** Task description **
How many of the lines contain the string "Rafael"? Give the number, with no other words.

Dataset items
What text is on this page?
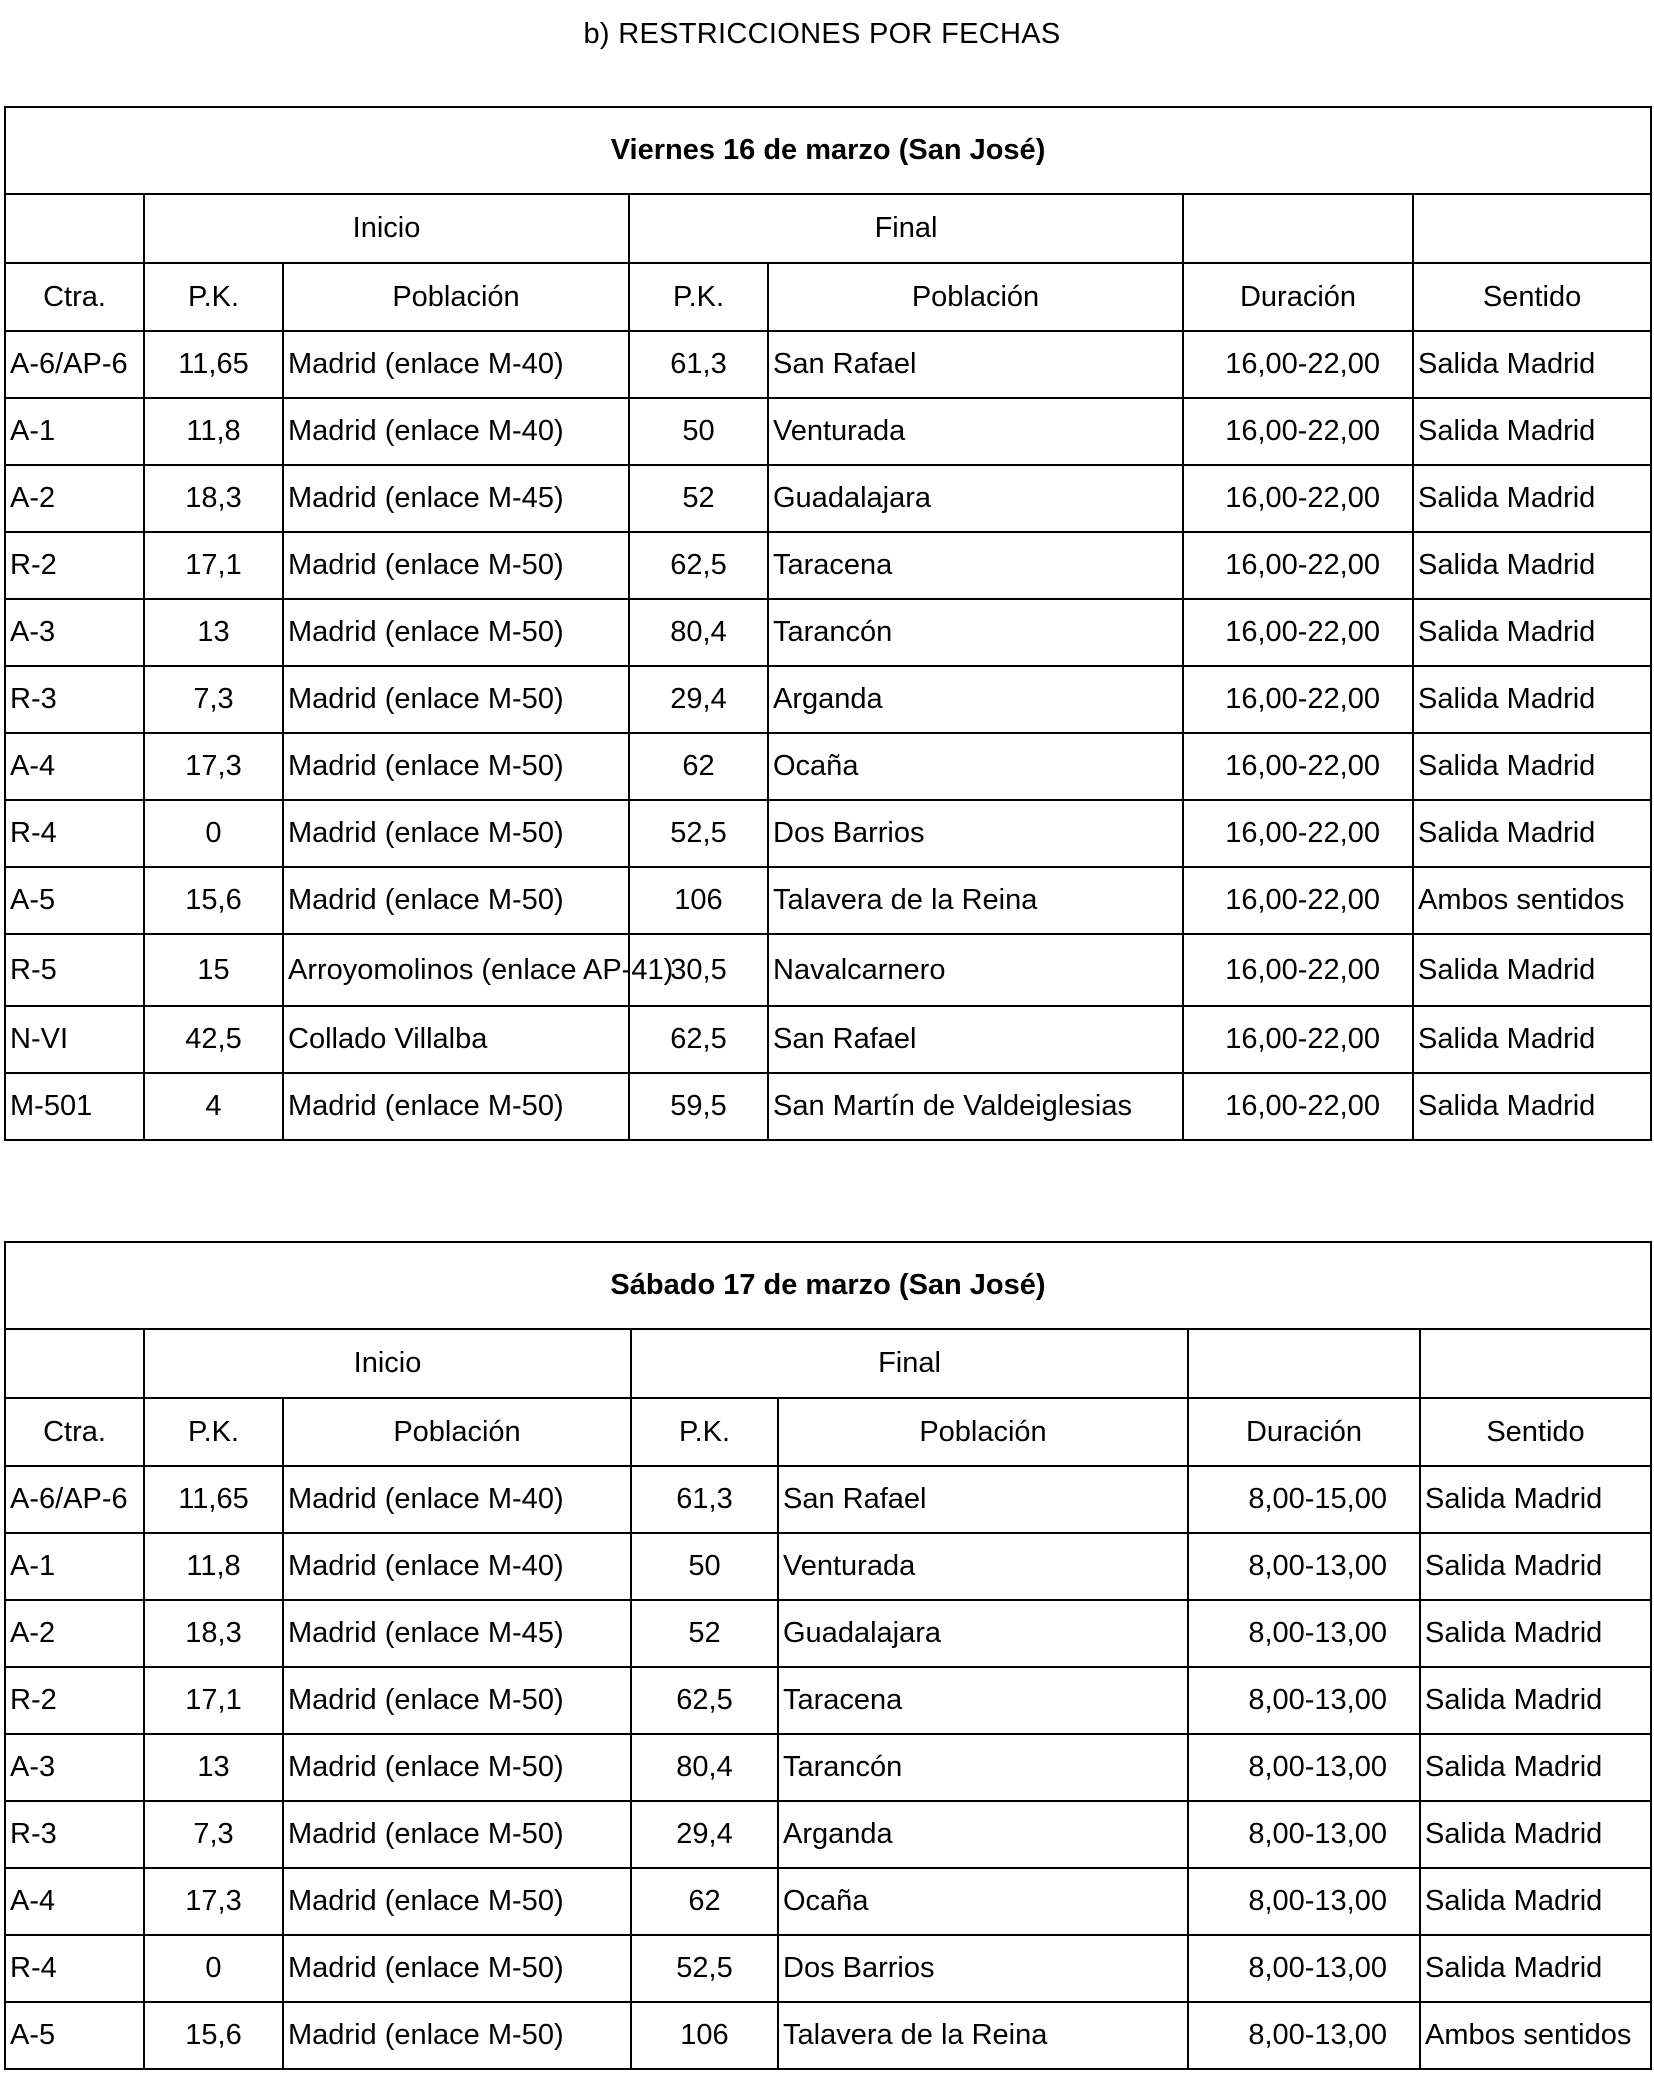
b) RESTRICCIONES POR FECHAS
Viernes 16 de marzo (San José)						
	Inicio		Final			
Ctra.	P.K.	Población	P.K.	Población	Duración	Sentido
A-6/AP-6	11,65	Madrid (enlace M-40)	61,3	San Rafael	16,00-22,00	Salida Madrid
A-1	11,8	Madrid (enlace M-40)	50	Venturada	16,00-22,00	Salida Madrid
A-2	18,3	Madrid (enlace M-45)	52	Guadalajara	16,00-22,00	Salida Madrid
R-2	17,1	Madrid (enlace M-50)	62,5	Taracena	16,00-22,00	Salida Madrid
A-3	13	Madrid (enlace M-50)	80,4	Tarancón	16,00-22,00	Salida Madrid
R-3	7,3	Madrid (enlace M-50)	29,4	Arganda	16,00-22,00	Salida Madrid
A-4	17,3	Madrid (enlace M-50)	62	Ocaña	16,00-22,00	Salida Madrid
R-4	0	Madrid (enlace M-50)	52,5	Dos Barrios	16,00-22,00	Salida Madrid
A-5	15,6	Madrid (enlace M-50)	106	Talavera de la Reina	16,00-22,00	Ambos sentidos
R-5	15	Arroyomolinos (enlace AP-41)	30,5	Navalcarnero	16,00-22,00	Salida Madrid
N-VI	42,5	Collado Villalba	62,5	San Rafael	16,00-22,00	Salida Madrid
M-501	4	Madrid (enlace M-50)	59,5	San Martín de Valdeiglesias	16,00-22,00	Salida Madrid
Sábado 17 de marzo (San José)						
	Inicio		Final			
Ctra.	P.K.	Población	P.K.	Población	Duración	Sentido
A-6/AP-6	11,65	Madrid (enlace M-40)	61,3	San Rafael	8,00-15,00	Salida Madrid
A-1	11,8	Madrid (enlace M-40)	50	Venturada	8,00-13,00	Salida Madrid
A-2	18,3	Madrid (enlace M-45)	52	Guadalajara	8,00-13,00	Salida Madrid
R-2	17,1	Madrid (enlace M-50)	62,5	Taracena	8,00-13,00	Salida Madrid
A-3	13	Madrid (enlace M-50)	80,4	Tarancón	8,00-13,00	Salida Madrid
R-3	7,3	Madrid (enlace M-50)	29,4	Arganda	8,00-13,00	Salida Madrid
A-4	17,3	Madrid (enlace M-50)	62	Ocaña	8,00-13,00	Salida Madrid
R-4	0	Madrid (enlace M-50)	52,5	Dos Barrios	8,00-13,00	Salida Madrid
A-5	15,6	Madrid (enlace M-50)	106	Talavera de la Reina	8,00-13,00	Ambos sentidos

** Exercise solution **
3